** START **
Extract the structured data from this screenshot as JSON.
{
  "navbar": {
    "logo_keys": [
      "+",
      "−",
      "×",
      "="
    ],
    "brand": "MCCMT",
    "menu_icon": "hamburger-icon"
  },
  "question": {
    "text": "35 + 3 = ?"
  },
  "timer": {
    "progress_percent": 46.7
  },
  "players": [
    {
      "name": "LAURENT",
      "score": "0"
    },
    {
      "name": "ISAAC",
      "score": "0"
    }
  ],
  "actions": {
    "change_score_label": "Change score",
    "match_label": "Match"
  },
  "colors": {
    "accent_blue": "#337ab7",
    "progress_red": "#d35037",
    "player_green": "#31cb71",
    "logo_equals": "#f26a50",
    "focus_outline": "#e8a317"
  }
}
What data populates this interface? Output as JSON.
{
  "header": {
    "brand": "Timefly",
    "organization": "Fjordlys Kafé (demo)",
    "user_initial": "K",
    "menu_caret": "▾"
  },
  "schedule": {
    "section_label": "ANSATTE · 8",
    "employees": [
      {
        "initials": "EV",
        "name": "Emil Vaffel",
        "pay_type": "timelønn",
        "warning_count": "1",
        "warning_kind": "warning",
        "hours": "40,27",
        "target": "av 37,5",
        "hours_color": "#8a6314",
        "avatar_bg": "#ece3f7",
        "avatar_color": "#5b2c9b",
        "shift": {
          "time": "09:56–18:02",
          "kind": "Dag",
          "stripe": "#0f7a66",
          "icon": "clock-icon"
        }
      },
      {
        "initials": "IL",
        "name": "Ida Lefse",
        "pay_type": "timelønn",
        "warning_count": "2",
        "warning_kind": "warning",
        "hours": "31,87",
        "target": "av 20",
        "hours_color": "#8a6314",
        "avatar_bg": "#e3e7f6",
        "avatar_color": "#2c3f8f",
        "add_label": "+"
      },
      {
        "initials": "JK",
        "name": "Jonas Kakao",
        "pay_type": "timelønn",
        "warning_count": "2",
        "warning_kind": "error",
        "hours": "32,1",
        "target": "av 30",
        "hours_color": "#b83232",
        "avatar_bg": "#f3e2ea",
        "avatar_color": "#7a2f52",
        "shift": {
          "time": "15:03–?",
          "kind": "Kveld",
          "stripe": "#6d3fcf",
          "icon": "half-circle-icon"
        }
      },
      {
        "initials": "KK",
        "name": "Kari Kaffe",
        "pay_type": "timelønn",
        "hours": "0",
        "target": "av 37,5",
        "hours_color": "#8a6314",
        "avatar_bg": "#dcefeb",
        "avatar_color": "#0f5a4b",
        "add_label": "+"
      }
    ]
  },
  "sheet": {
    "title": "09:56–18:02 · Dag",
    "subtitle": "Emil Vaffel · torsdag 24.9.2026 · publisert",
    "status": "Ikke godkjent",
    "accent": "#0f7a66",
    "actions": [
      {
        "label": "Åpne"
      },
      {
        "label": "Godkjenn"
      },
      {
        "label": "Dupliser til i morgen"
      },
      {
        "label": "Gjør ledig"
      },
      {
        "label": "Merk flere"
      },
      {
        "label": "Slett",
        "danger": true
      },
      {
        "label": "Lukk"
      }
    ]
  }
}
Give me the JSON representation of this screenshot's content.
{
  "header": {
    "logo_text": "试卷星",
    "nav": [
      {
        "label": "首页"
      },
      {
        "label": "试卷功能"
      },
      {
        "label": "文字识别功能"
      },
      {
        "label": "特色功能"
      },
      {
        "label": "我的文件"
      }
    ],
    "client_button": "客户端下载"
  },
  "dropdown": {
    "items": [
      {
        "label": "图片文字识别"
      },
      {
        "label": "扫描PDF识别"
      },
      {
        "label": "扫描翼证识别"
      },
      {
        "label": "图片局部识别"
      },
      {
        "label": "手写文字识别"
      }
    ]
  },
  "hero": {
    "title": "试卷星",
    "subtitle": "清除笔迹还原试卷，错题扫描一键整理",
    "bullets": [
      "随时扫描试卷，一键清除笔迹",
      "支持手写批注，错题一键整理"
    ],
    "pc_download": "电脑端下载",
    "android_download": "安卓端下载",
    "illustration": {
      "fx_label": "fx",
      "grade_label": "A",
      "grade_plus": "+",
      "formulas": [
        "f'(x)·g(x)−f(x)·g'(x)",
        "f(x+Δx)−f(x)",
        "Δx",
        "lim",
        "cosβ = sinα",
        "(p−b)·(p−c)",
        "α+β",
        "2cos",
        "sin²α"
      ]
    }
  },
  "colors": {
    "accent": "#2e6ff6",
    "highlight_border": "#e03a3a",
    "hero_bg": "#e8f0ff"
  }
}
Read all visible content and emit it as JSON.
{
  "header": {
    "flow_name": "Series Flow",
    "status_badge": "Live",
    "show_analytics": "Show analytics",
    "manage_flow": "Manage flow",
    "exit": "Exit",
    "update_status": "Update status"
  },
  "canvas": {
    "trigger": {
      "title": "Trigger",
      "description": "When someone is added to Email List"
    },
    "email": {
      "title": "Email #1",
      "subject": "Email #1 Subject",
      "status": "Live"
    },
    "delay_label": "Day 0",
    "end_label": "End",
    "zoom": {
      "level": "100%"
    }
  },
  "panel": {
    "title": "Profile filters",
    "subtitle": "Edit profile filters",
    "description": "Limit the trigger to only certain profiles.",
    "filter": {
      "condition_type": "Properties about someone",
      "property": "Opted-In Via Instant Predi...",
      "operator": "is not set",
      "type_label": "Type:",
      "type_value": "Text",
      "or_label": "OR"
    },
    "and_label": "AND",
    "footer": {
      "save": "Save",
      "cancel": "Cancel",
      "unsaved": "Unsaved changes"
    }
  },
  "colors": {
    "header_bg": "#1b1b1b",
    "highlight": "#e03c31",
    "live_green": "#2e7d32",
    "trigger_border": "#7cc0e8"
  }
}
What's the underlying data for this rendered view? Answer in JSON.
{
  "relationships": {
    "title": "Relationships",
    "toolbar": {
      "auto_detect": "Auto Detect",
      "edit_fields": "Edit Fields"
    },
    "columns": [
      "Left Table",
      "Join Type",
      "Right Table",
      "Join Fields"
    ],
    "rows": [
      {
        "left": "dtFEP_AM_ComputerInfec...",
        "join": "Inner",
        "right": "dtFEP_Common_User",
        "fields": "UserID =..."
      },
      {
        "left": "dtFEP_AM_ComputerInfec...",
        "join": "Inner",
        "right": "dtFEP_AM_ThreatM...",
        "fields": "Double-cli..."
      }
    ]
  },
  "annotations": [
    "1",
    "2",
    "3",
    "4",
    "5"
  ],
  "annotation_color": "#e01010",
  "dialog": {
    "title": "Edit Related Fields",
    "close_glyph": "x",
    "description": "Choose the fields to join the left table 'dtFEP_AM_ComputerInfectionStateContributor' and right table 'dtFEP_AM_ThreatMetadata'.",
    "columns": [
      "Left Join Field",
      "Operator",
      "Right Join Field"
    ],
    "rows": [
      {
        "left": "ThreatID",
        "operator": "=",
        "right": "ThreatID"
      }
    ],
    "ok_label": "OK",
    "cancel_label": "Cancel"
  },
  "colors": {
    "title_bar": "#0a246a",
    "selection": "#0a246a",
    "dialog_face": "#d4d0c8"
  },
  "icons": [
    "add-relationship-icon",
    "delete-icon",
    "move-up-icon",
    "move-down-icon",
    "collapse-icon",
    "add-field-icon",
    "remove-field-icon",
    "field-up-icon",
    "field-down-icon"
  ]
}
** END **
▶ **What you have to do**: Faithfully transcribe the whole of the data.

▶ **Solution to this task**:
Extract the structured data from this screenshot as JSON.
{
  "navbar": {
    "logo_keys": [
      "+",
      "−",
      "×",
      "="
    ],
    "brand": "MCCMT",
    "menu_icon": "hamburger-icon"
  },
  "question": {
    "text": "35 + 3 = ?"
  },
  "timer": {
    "progress_percent": 46.7
  },
  "players": [
    {
      "name": "LAURENT",
      "score": "0"
    },
    {
      "name": "ISAAC",
      "score": "0"
    }
  ],
  "actions": {
    "change_score_label": "Change score",
    "match_label": "Match"
  },
  "colors": {
    "accent_blue": "#337ab7",
    "progress_red": "#d35037",
    "player_green": "#31cb71",
    "logo_equals": "#f26a50",
    "focus_outline": "#e8a317"
  }
}
What data populates this interface? Output as JSON.
{
  "header": {
    "brand": "Timefly",
    "organization": "Fjordlys Kafé (demo)",
    "user_initial": "K",
    "menu_caret": "▾"
  },
  "schedule": {
    "section_label": "ANSATTE · 8",
    "employees": [
      {
        "initials": "EV",
        "name": "Emil Vaffel",
        "pay_type": "timelønn",
        "warning_count": "1",
        "warning_kind": "warning",
        "hours": "40,27",
        "target": "av 37,5",
        "hours_color": "#8a6314",
        "avatar_bg": "#ece3f7",
        "avatar_color": "#5b2c9b",
        "shift": {
          "time": "09:56–18:02",
          "kind": "Dag",
          "stripe": "#0f7a66",
          "icon": "clock-icon"
        }
      },
      {
        "initials": "IL",
        "name": "Ida Lefse",
        "pay_type": "timelønn",
        "warning_count": "2",
        "warning_kind": "warning",
        "hours": "31,87",
        "target": "av 20",
        "hours_color": "#8a6314",
        "avatar_bg": "#e3e7f6",
        "avatar_color": "#2c3f8f",
        "add_label": "+"
      },
      {
        "initials": "JK",
        "name": "Jonas Kakao",
        "pay_type": "timelønn",
        "warning_count": "2",
        "warning_kind": "error",
        "hours": "32,1",
        "target": "av 30",
        "hours_color": "#b83232",
        "avatar_bg": "#f3e2ea",
        "avatar_color": "#7a2f52",
        "shift": {
          "time": "15:03–?",
          "kind": "Kveld",
          "stripe": "#6d3fcf",
          "icon": "half-circle-icon"
        }
      },
      {
        "initials": "KK",
        "name": "Kari Kaffe",
        "pay_type": "timelønn",
        "hours": "0",
        "target": "av 37,5",
        "hours_color": "#8a6314",
        "avatar_bg": "#dcefeb",
        "avatar_color": "#0f5a4b",
        "add_label": "+"
      }
    ]
  },
  "sheet": {
    "title": "09:56–18:02 · Dag",
    "subtitle": "Emil Vaffel · torsdag 24.9.2026 · publisert",
    "status": "Ikke godkjent",
    "accent": "#0f7a66",
    "actions": [
      {
        "label": "Åpne"
      },
      {
        "label": "Godkjenn"
      },
      {
        "label": "Dupliser til i morgen"
      },
      {
        "label": "Gjør ledig"
      },
      {
        "label": "Merk flere"
      },
      {
        "label": "Slett",
        "danger": true
      },
      {
        "label": "Lukk"
      }
    ]
  }
}
Give me the JSON representation of this screenshot's content.
{
  "header": {
    "logo_text": "试卷星",
    "nav": [
      {
        "label": "首页"
      },
      {
        "label": "试卷功能"
      },
      {
        "label": "文字识别功能"
      },
      {
        "label": "特色功能"
      },
      {
        "label": "我的文件"
      }
    ],
    "client_button": "客户端下载"
  },
  "dropdown": {
    "items": [
      {
        "label": "图片文字识别"
      },
      {
        "label": "扫描PDF识别"
      },
      {
        "label": "扫描翼证识别"
      },
      {
        "label": "图片局部识别"
      },
      {
        "label": "手写文字识别"
      }
    ]
  },
  "hero": {
    "title": "试卷星",
    "subtitle": "清除笔迹还原试卷，错题扫描一键整理",
    "bullets": [
      "随时扫描试卷，一键清除笔迹",
      "支持手写批注，错题一键整理"
    ],
    "pc_download": "电脑端下载",
    "android_download": "安卓端下载",
    "illustration": {
      "fx_label": "fx",
      "grade_label": "A",
      "grade_plus": "+",
      "formulas": [
        "f'(x)·g(x)−f(x)·g'(x)",
        "f(x+Δx)−f(x)",
        "Δx",
        "lim",
        "cosβ = sinα",
        "(p−b)·(p−c)",
        "α+β",
        "2cos",
        "sin²α"
      ]
    }
  },
  "colors": {
    "accent": "#2e6ff6",
    "highlight_border": "#e03a3a",
    "hero_bg": "#e8f0ff"
  }
}
Read all visible content and emit it as JSON.
{
  "header": {
    "flow_name": "Series Flow",
    "status_badge": "Live",
    "show_analytics": "Show analytics",
    "manage_flow": "Manage flow",
    "exit": "Exit",
    "update_status": "Update status"
  },
  "canvas": {
    "trigger": {
      "title": "Trigger",
      "description": "When someone is added to Email List"
    },
    "email": {
      "title": "Email #1",
      "subject": "Email #1 Subject",
      "status": "Live"
    },
    "delay_label": "Day 0",
    "end_label": "End",
    "zoom": {
      "level": "100%"
    }
  },
  "panel": {
    "title": "Profile filters",
    "subtitle": "Edit profile filters",
    "description": "Limit the trigger to only certain profiles.",
    "filter": {
      "condition_type": "Properties about someone",
      "property": "Opted-In Via Instant Predi...",
      "operator": "is not set",
      "type_label": "Type:",
      "type_value": "Text",
      "or_label": "OR"
    },
    "and_label": "AND",
    "footer": {
      "save": "Save",
      "cancel": "Cancel",
      "unsaved": "Unsaved changes"
    }
  },
  "colors": {
    "header_bg": "#1b1b1b",
    "highlight": "#e03c31",
    "live_green": "#2e7d32",
    "trigger_border": "#7cc0e8"
  }
}
What's the underlying data for this rendered view? Answer in JSON.
{
  "relationships": {
    "title": "Relationships",
    "toolbar": {
      "auto_detect": "Auto Detect",
      "edit_fields": "Edit Fields"
    },
    "columns": [
      "Left Table",
      "Join Type",
      "Right Table",
      "Join Fields"
    ],
    "rows": [
      {
        "left": "dtFEP_AM_ComputerInfec...",
        "join": "Inner",
        "right": "dtFEP_Common_User",
        "fields": "UserID =..."
      },
      {
        "left": "dtFEP_AM_ComputerInfec...",
        "join": "Inner",
        "right": "dtFEP_AM_ThreatM...",
        "fields": "Double-cli..."
      }
    ]
  },
  "annotations": [
    "1",
    "2",
    "3",
    "4",
    "5"
  ],
  "annotation_color": "#e01010",
  "dialog": {
    "title": "Edit Related Fields",
    "close_glyph": "x",
    "description": "Choose the fields to join the left table 'dtFEP_AM_ComputerInfectionStateContributor' and right table 'dtFEP_AM_ThreatMetadata'.",
    "columns": [
      "Left Join Field",
      "Operator",
      "Right Join Field"
    ],
    "rows": [
      {
        "left": "ThreatID",
        "operator": "=",
        "right": "ThreatID"
      }
    ],
    "ok_label": "OK",
    "cancel_label": "Cancel"
  },
  "colors": {
    "title_bar": "#0a246a",
    "selection": "#0a246a",
    "dialog_face": "#d4d0c8"
  },
  "icons": [
    "add-relationship-icon",
    "delete-icon",
    "move-up-icon",
    "move-down-icon",
    "collapse-icon",
    "add-field-icon",
    "remove-field-icon",
    "field-up-icon",
    "field-down-icon"
  ]
}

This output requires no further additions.